Data section —
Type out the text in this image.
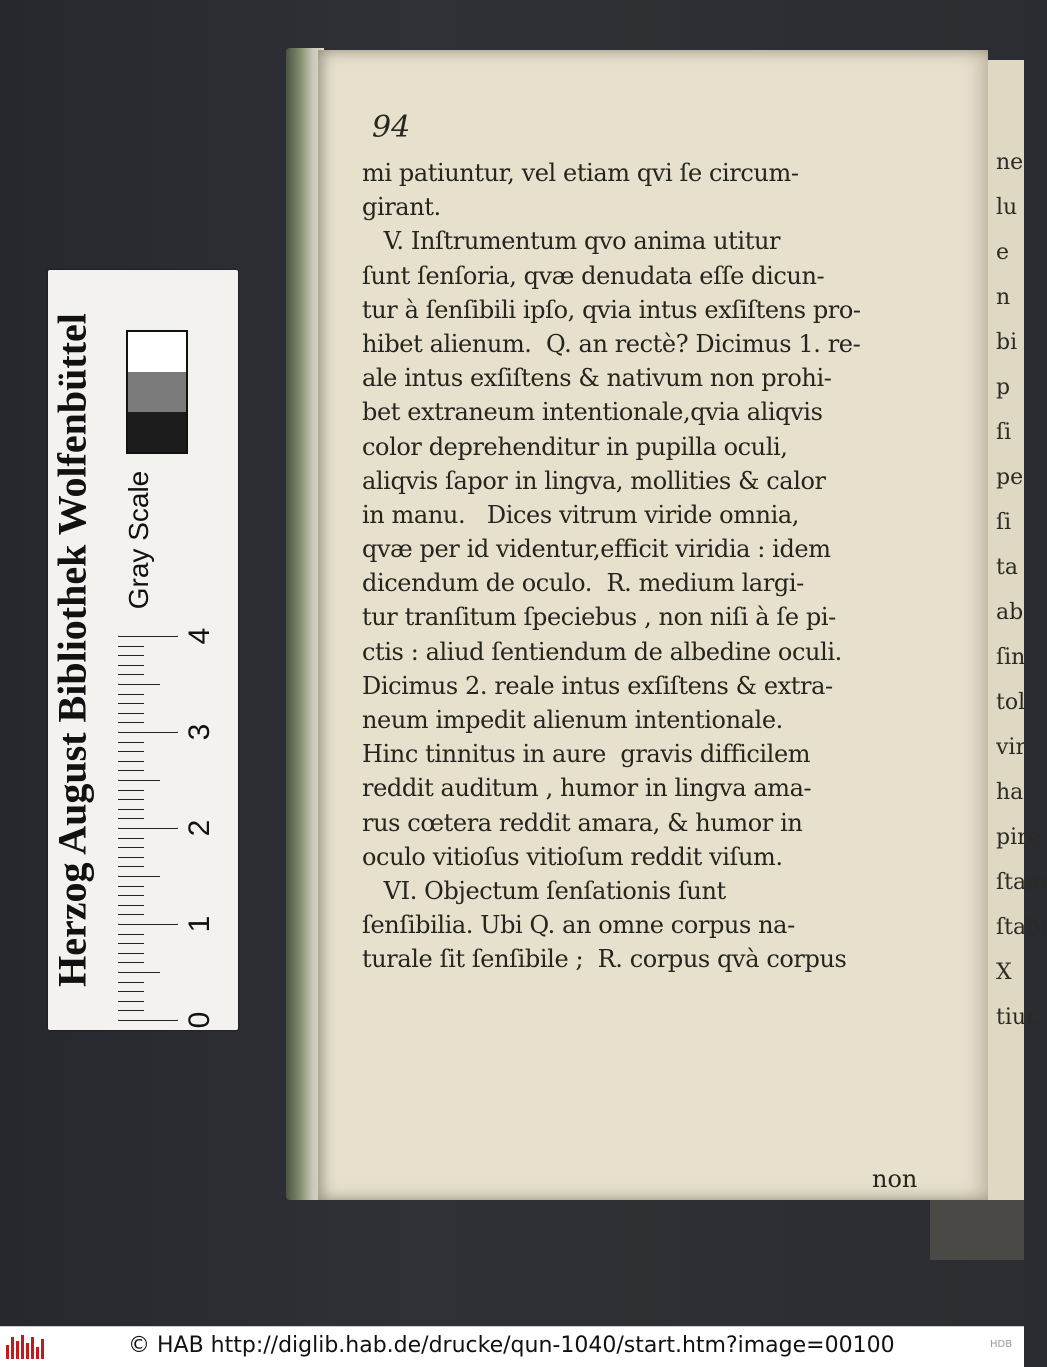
Herzog August Bibliothek Wolfenbüttel Gray Scale
0
1
2
3
4
ne
lu
e
n
bi
p
ſi
pe
ſi
ta
ab
ſin
tol
vir
ha
pire
ſtam
ſtabi
X
tiur,
94
mi patiuntur, vel etiam qvi ſe circum-
girant.
V. Inſtrumentum qvo anima utitur
ſunt ſenſoria, qvæ denudata eſſe dicun-
tur à ſenſibili ipſo, qvia intus exſiſtens pro-
hibet alienum.  Q. an rectè? Dicimus 1. re-
ale intus exſiſtens & nativum non prohi-
bet extraneum intentionale,qvia aliqvis
color deprehenditur in pupilla oculi,
aliqvis ſapor in lingva, mollities & calor
in manu.   Dices vitrum viride omnia,
qvæ per id videntur,efficit viridia : idem
dicendum de oculo.  R. medium largi-
tur tranſitum ſpeciebus , non niſi à ſe pi-
ctis : aliud ſentiendum de albedine oculi.
Dicimus 2. reale intus exſiſtens & extra-
neum impedit alienum intentionale.
Hinc tinnitus in aure  gravis difficilem
reddit auditum , humor in lingva ama-
rus cœtera reddit amara, & humor in
oculo vitioſus vitioſum reddit viſum.
VI. Objectum ſenſationis ſunt
ſenſibilia. Ubi Q. an omne corpus na-
turale ſit ſenſibile ;  R. corpus qvà corpus
non
© HAB http://diglib.hab.de/drucke/qun-1040/start.htm?image=00100	HDB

To be done —
Copy out every line of the material above exactly, skipping the pictures.

Written solution —
Type out the text in this image.
Herzog August Bibliothek Wolfenbüttel Gray Scale
0
1
2
3
4
ne
lu
e
n
bi
p
ſi
pe
ſi
ta
ab
ſin
tol
vir
ha
pire
ſtam
ſtabi
X
tiur,
94
mi patiuntur, vel etiam qvi ſe circum-
girant.
V. Inſtrumentum qvo anima utitur
ſunt ſenſoria, qvæ denudata eſſe dicun-
tur à ſenſibili ipſo, qvia intus exſiſtens pro-
hibet alienum.  Q. an rectè? Dicimus 1. re-
ale intus exſiſtens & nativum non prohi-
bet extraneum intentionale,qvia aliqvis
color deprehenditur in pupilla oculi,
aliqvis ſapor in lingva, mollities & calor
in manu.   Dices vitrum viride omnia,
qvæ per id videntur,efficit viridia : idem
dicendum de oculo.  R. medium largi-
tur tranſitum ſpeciebus , non niſi à ſe pi-
ctis : aliud ſentiendum de albedine oculi.
Dicimus 2. reale intus exſiſtens & extra-
neum impedit alienum intentionale.
Hinc tinnitus in aure  gravis difficilem
reddit auditum , humor in lingva ama-
rus cœtera reddit amara, & humor in
oculo vitioſus vitioſum reddit viſum.
VI. Objectum ſenſationis ſunt
ſenſibilia. Ubi Q. an omne corpus na-
turale ſit ſenſibile ;  R. corpus qvà corpus
non
© HAB http://diglib.hab.de/drucke/qun-1040/start.htm?image=00100	HDB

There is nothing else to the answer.